▶ ACTION ITEM: Find all the lines in the entries below that hold the word "screenshot" and copy them.

====== DATASET CONTENT ======

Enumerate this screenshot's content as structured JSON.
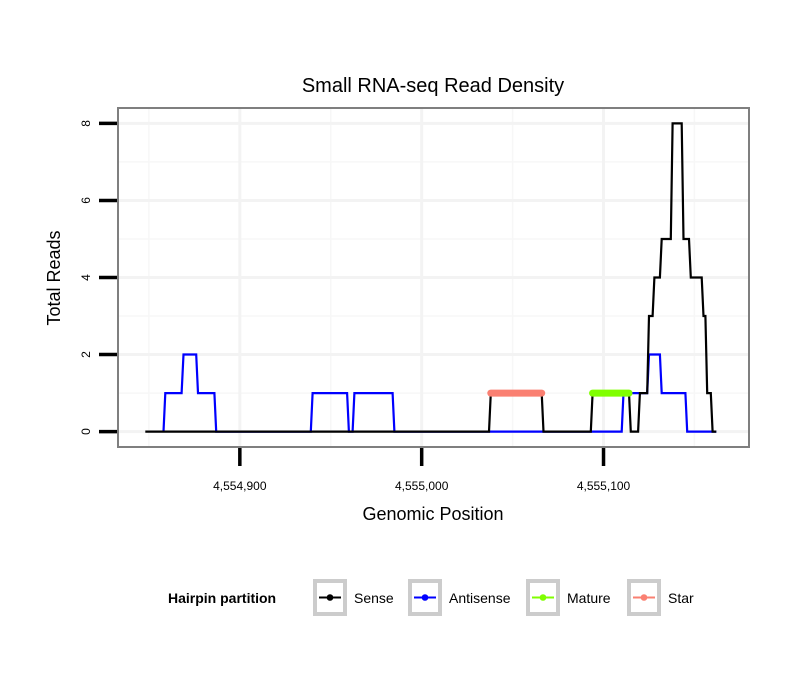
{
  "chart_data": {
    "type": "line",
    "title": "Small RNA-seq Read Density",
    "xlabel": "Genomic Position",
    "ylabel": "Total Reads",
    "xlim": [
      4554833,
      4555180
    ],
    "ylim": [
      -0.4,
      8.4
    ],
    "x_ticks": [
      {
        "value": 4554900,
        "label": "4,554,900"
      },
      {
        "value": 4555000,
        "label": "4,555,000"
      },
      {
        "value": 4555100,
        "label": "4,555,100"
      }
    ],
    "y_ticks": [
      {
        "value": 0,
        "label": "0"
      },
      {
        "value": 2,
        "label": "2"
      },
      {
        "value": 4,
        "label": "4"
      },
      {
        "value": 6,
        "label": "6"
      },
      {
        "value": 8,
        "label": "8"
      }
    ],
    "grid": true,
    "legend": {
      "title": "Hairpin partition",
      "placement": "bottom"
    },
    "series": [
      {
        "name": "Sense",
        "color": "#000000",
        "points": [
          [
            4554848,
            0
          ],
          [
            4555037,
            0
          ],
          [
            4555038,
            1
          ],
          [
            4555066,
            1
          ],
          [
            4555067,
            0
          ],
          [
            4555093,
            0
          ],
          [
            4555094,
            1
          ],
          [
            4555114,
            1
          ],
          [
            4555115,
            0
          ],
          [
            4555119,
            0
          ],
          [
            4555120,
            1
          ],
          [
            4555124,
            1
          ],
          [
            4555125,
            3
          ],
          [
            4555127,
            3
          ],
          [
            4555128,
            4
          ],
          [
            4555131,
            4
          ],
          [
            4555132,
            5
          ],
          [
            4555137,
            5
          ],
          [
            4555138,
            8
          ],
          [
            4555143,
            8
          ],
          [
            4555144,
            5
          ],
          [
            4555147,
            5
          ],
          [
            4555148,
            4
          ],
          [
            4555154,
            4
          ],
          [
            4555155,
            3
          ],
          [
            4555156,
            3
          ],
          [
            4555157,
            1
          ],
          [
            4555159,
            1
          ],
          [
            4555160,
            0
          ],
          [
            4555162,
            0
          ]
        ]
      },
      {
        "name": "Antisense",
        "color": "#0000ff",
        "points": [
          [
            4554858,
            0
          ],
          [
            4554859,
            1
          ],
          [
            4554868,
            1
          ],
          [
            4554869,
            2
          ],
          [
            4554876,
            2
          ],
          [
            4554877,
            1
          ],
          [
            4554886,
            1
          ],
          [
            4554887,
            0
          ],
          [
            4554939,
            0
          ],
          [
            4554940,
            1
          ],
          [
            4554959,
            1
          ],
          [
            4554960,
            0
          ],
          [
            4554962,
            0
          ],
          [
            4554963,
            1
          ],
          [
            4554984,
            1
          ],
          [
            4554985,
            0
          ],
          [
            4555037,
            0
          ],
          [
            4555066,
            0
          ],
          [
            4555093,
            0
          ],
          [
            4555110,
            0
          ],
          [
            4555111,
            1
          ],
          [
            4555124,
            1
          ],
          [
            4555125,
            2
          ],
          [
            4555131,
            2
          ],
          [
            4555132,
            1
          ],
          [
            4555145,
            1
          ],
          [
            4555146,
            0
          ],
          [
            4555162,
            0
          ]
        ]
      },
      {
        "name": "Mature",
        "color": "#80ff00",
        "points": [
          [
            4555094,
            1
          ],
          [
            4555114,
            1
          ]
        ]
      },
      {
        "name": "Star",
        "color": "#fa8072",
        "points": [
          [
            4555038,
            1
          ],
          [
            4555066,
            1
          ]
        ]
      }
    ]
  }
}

======
====== DATASET CONTENT ======

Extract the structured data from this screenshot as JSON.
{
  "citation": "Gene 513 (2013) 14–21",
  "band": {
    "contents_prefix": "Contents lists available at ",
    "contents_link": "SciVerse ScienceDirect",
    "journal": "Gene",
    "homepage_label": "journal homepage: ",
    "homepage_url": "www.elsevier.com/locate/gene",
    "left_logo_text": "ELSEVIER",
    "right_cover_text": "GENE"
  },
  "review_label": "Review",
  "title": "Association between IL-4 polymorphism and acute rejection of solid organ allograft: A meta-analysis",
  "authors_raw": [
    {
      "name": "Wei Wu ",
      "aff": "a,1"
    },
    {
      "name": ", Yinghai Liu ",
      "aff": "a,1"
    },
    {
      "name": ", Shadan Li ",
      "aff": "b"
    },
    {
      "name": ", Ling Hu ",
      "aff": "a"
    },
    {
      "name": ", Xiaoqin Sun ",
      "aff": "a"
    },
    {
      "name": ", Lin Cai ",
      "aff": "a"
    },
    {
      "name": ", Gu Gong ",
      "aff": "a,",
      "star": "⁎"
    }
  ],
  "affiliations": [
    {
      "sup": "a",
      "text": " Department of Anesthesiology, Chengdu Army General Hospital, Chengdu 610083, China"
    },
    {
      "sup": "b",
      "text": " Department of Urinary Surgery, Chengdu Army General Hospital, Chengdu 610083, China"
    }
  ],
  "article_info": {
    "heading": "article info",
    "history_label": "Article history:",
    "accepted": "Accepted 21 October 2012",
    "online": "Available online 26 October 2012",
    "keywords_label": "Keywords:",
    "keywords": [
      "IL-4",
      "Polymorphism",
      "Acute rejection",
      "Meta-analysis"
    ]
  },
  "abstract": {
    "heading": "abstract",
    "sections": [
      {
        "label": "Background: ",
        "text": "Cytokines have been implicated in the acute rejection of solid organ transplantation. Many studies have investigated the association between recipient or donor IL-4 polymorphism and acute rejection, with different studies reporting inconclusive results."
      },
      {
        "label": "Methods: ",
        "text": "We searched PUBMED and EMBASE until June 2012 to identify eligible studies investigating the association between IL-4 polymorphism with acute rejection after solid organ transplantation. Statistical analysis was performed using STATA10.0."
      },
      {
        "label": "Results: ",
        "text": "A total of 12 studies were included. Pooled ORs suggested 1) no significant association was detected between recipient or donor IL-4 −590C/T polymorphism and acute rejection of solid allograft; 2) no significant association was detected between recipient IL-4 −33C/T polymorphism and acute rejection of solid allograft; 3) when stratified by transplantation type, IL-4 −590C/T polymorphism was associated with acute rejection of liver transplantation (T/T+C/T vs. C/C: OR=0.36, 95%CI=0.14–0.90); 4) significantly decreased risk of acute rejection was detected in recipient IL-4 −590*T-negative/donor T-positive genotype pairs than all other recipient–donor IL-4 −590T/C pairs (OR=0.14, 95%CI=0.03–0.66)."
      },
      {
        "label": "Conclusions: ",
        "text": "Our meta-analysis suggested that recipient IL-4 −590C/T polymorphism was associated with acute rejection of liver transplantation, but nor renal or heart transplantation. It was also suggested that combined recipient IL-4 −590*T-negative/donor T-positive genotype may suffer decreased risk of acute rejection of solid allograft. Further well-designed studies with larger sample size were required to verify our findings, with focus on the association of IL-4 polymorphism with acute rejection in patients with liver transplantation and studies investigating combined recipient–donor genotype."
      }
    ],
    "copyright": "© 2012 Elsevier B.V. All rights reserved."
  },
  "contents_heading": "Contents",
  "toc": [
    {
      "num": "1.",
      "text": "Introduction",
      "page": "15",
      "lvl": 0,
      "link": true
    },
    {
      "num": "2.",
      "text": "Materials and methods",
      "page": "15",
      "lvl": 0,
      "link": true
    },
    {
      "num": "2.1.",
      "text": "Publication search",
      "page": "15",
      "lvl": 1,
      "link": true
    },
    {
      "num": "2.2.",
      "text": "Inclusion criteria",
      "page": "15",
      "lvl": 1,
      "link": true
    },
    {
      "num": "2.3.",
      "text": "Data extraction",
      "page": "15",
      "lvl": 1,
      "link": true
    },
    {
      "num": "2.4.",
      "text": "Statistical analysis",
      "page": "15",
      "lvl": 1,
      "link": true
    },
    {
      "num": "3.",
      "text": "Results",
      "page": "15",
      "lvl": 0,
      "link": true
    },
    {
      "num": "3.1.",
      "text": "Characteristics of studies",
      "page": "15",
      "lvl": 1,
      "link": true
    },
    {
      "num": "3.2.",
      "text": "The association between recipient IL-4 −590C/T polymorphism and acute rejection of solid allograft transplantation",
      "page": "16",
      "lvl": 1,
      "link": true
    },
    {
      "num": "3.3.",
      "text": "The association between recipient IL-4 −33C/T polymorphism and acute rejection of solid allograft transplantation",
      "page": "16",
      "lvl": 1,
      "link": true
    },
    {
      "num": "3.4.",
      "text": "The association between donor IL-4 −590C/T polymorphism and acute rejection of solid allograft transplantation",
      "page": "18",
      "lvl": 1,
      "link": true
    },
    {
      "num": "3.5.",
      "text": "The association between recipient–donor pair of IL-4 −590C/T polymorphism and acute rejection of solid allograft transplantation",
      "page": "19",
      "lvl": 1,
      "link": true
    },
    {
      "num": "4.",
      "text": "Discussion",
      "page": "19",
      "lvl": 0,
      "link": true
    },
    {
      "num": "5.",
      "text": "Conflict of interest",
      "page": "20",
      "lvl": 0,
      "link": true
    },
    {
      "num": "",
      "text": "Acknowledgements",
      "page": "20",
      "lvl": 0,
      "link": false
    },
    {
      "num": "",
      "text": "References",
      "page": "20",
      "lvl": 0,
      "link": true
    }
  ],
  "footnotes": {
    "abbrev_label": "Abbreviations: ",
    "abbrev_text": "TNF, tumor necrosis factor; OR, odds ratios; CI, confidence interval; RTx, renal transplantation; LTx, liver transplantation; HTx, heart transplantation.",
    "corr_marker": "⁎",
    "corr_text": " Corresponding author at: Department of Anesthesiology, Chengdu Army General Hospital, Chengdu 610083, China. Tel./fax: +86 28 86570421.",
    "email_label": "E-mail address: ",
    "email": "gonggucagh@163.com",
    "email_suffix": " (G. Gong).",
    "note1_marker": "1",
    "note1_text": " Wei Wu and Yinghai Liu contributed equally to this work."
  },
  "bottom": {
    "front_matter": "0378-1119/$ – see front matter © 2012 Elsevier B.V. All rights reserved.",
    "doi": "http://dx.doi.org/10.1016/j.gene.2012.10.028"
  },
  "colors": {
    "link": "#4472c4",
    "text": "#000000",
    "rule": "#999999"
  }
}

======

▶ TASK OUTPUT:
Enumerate this screenshot's content as structured JSON.
Extract the structured data from this screenshot as JSON.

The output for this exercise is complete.